DO THIS =
Copy every line from the data below in which the string "Temperature" can be found.

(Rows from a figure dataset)
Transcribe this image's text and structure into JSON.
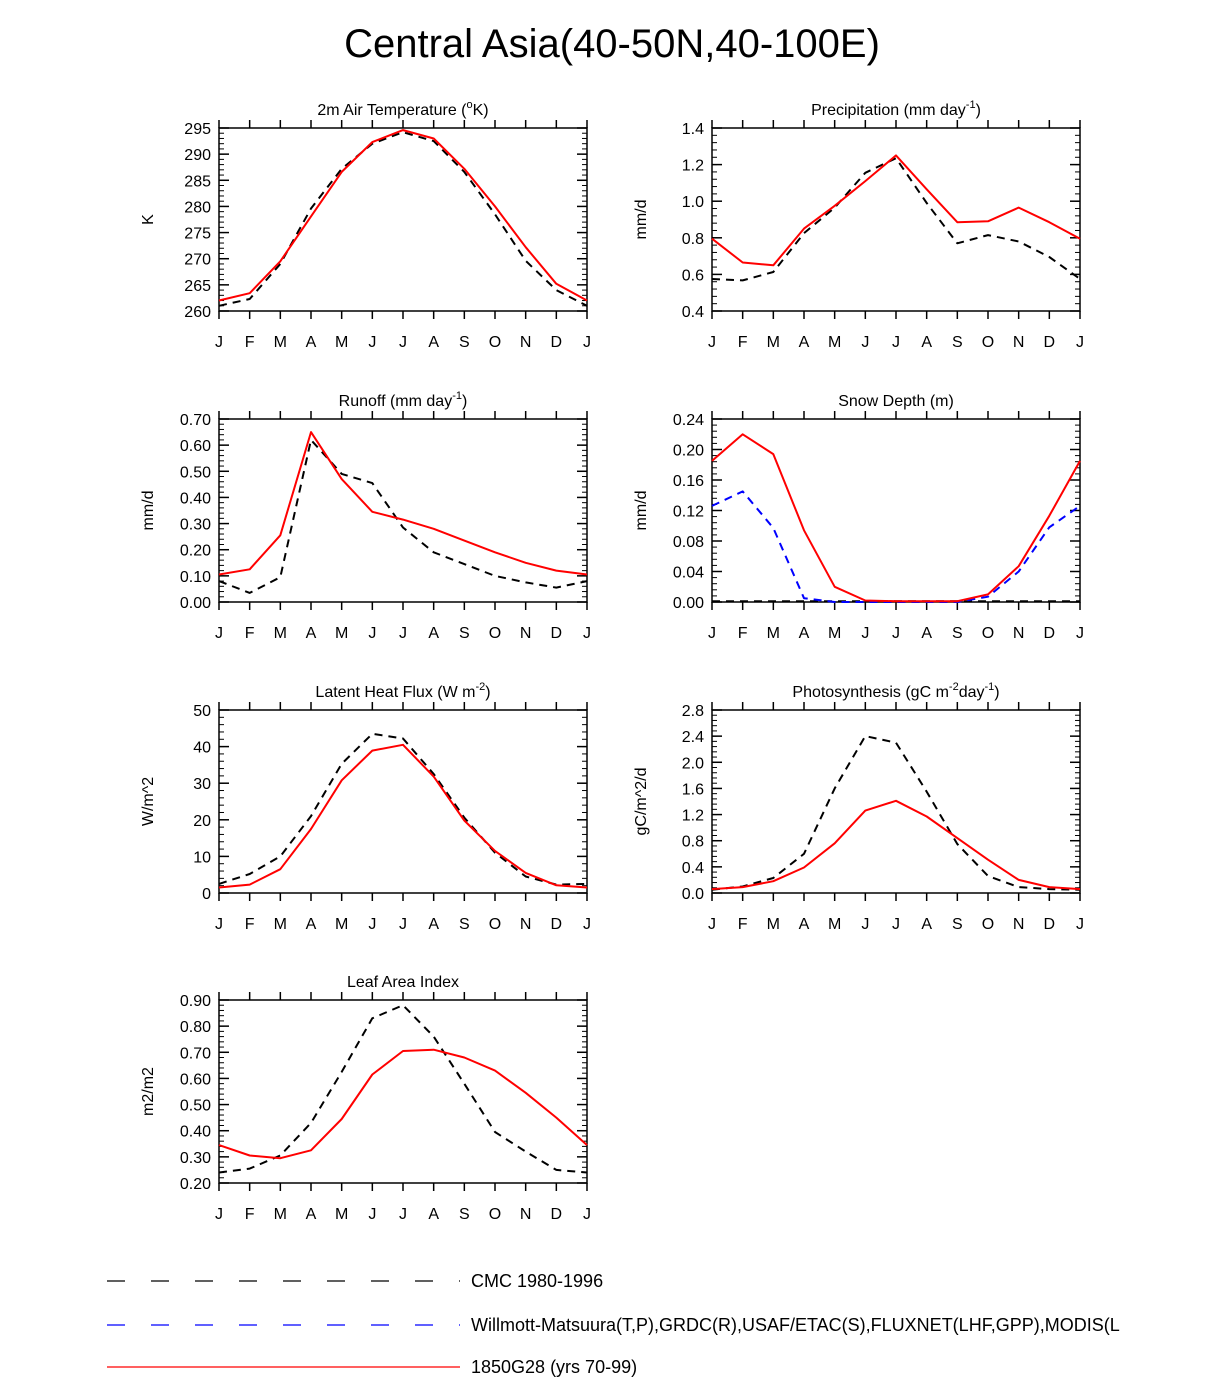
{
  "title": "Central Asia(40-50N,40-100E)",
  "months": [
    "J",
    "F",
    "M",
    "A",
    "M",
    "J",
    "J",
    "A",
    "S",
    "O",
    "N",
    "D",
    "J"
  ],
  "colors": {
    "cmc": "#000000",
    "obs": "#0000ff",
    "model": "#ff0000"
  },
  "legend": [
    {
      "label": "CMC 1980-1996",
      "style": "dash-black"
    },
    {
      "label": "Willmott-Matsuura(T,P),GRDC(R),USAF/ETAC(S),FLUXNET(LHF,GPP),MODIS(L",
      "style": "dash-blue"
    },
    {
      "label": "1850G28 (yrs 70-99)",
      "style": "solid-red"
    }
  ],
  "chart_data": [
    {
      "type": "line",
      "title": "2m Air Temperature (°K)",
      "title_parts": [
        "2m Air Temperature (",
        "o",
        "K)"
      ],
      "ylabel": "K",
      "ylim": [
        260,
        295
      ],
      "yticks": [
        "295",
        "290",
        "285",
        "280",
        "275",
        "270",
        "265",
        "260"
      ],
      "ytick_values": [
        295,
        290,
        285,
        280,
        275,
        270,
        265,
        260
      ],
      "minor_step": 1,
      "series": [
        {
          "name": "CMC 1980-1996",
          "style": "dash-black",
          "values": [
            261.0,
            262.3,
            269.0,
            279.6,
            287.2,
            292.0,
            294.2,
            292.5,
            286.6,
            278.5,
            269.6,
            264.0,
            261.0
          ]
        },
        {
          "name": "1850G28 (yrs 70-99)",
          "style": "solid-red",
          "values": [
            262.0,
            263.4,
            269.5,
            278.1,
            286.6,
            292.3,
            294.6,
            293.0,
            287.2,
            280.0,
            272.2,
            265.2,
            262.0
          ]
        }
      ]
    },
    {
      "type": "line",
      "title": "Precipitation (mm day-1)",
      "title_parts": [
        "Precipitation (mm day",
        "-1",
        ")"
      ],
      "ylabel": "mm/d",
      "ylim": [
        0.4,
        1.4
      ],
      "yticks": [
        "1.4",
        "1.2",
        "1.0",
        "0.8",
        "0.6",
        "0.4"
      ],
      "ytick_values": [
        1.4,
        1.2,
        1.0,
        0.8,
        0.6,
        0.4
      ],
      "minor_step": 0.04,
      "series": [
        {
          "name": "CMC 1980-1996",
          "style": "dash-black",
          "values": [
            0.575,
            0.567,
            0.613,
            0.825,
            0.965,
            1.155,
            1.235,
            0.99,
            0.77,
            0.815,
            0.78,
            0.695,
            0.575
          ]
        },
        {
          "name": "1850G28 (yrs 70-99)",
          "style": "solid-red",
          "values": [
            0.795,
            0.665,
            0.65,
            0.85,
            0.975,
            1.11,
            1.25,
            1.065,
            0.885,
            0.89,
            0.965,
            0.885,
            0.795
          ]
        }
      ]
    },
    {
      "type": "line",
      "title": "Runoff (mm day-1)",
      "title_parts": [
        "Runoff (mm day",
        "-1",
        ")"
      ],
      "ylabel": "mm/d",
      "ylim": [
        0.0,
        0.7
      ],
      "yticks": [
        "0.70",
        "0.60",
        "0.50",
        "0.40",
        "0.30",
        "0.20",
        "0.10",
        "0.00"
      ],
      "ytick_values": [
        0.7,
        0.6,
        0.5,
        0.4,
        0.3,
        0.2,
        0.1,
        0.0
      ],
      "minor_step": 0.02,
      "series": [
        {
          "name": "CMC 1980-1996",
          "style": "dash-black",
          "values": [
            0.08,
            0.035,
            0.095,
            0.62,
            0.49,
            0.455,
            0.285,
            0.19,
            0.145,
            0.1,
            0.075,
            0.055,
            0.08
          ]
        },
        {
          "name": "1850G28 (yrs 70-99)",
          "style": "solid-red",
          "values": [
            0.105,
            0.125,
            0.255,
            0.65,
            0.47,
            0.345,
            0.315,
            0.28,
            0.235,
            0.19,
            0.15,
            0.12,
            0.105
          ]
        }
      ]
    },
    {
      "type": "line",
      "title": "Snow Depth (m)",
      "title_parts": [
        "Snow Depth (m)"
      ],
      "ylabel": "mm/d",
      "ylim": [
        0.0,
        0.24
      ],
      "yticks": [
        "0.24",
        "0.20",
        "0.16",
        "0.12",
        "0.08",
        "0.04",
        "0.00"
      ],
      "ytick_values": [
        0.24,
        0.2,
        0.16,
        0.12,
        0.08,
        0.04,
        0.0
      ],
      "minor_step": 0.008,
      "series": [
        {
          "name": "CMC 1980-1996",
          "style": "dash-black",
          "values": [
            0.001,
            0.001,
            0.001,
            0.001,
            0.001,
            0.001,
            0.001,
            0.001,
            0.001,
            0.001,
            0.001,
            0.001,
            0.001
          ]
        },
        {
          "name": "Willmott-Matsuura(T,P),GRDC(R),USAF/ETAC(S),FLUXNET(LHF,GPP),MODIS(L",
          "style": "dash-blue",
          "values": [
            0.126,
            0.145,
            0.097,
            0.005,
            0.0,
            0.0,
            0.0,
            0.0,
            0.0,
            0.007,
            0.04,
            0.098,
            0.126
          ]
        },
        {
          "name": "1850G28 (yrs 70-99)",
          "style": "solid-red",
          "values": [
            0.185,
            0.22,
            0.194,
            0.094,
            0.02,
            0.002,
            0.001,
            0.001,
            0.001,
            0.01,
            0.047,
            0.113,
            0.185
          ]
        }
      ]
    },
    {
      "type": "line",
      "title": "Latent Heat Flux (W m-2)",
      "title_parts": [
        "Latent Heat Flux (W m",
        "-2",
        ")"
      ],
      "ylabel": "W/m^2",
      "ylim": [
        0,
        50
      ],
      "yticks": [
        "50",
        "40",
        "30",
        "20",
        "10",
        "0"
      ],
      "ytick_values": [
        50,
        40,
        30,
        20,
        10,
        0
      ],
      "minor_step": 2,
      "series": [
        {
          "name": "CMC 1980-1996",
          "style": "dash-black",
          "values": [
            2.5,
            5.2,
            10.0,
            21.0,
            35.3,
            43.5,
            42.2,
            32.5,
            20.6,
            11.0,
            4.5,
            2.3,
            2.5
          ]
        },
        {
          "name": "1850G28 (yrs 70-99)",
          "style": "solid-red",
          "values": [
            1.5,
            2.3,
            6.5,
            17.5,
            30.8,
            38.9,
            40.5,
            31.8,
            19.8,
            11.5,
            5.5,
            2.1,
            1.5
          ]
        }
      ]
    },
    {
      "type": "line",
      "title": "Photosynthesis (gC m-2day-1)",
      "title_parts": [
        "Photosynthesis (gC m",
        "-2",
        "day",
        "-1",
        ")"
      ],
      "ylabel": "gC/m^2/d",
      "ylim": [
        0.0,
        2.8
      ],
      "yticks": [
        "2.8",
        "2.4",
        "2.0",
        "1.6",
        "1.2",
        "0.8",
        "0.4",
        "0.0"
      ],
      "ytick_values": [
        2.8,
        2.4,
        2.0,
        1.6,
        1.2,
        0.8,
        0.4,
        0.0
      ],
      "minor_step": 0.08,
      "series": [
        {
          "name": "CMC 1980-1996",
          "style": "dash-black",
          "values": [
            0.05,
            0.1,
            0.23,
            0.6,
            1.6,
            2.4,
            2.3,
            1.55,
            0.75,
            0.26,
            0.09,
            0.06,
            0.05
          ]
        },
        {
          "name": "1850G28 (yrs 70-99)",
          "style": "solid-red",
          "values": [
            0.06,
            0.09,
            0.18,
            0.39,
            0.76,
            1.26,
            1.41,
            1.17,
            0.84,
            0.51,
            0.2,
            0.09,
            0.06
          ]
        }
      ]
    },
    {
      "type": "line",
      "title": "Leaf Area Index",
      "title_parts": [
        "Leaf Area Index"
      ],
      "ylabel": "m2/m2",
      "ylim": [
        0.2,
        0.9
      ],
      "yticks": [
        "0.90",
        "0.80",
        "0.70",
        "0.60",
        "0.50",
        "0.40",
        "0.30",
        "0.20"
      ],
      "ytick_values": [
        0.9,
        0.8,
        0.7,
        0.6,
        0.5,
        0.4,
        0.3,
        0.2
      ],
      "minor_step": 0.02,
      "series": [
        {
          "name": "CMC 1980-1996",
          "style": "dash-black",
          "values": [
            0.24,
            0.255,
            0.305,
            0.43,
            0.625,
            0.83,
            0.88,
            0.76,
            0.58,
            0.395,
            0.32,
            0.25,
            0.24
          ]
        },
        {
          "name": "1850G28 (yrs 70-99)",
          "style": "solid-red",
          "values": [
            0.345,
            0.305,
            0.295,
            0.325,
            0.445,
            0.615,
            0.705,
            0.71,
            0.68,
            0.63,
            0.545,
            0.45,
            0.345
          ]
        }
      ]
    }
  ]
}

OUTPUT OF THE EXERCISE =
      "title": "2m Air Temperature (°K)",
        "2m Air Temperature (",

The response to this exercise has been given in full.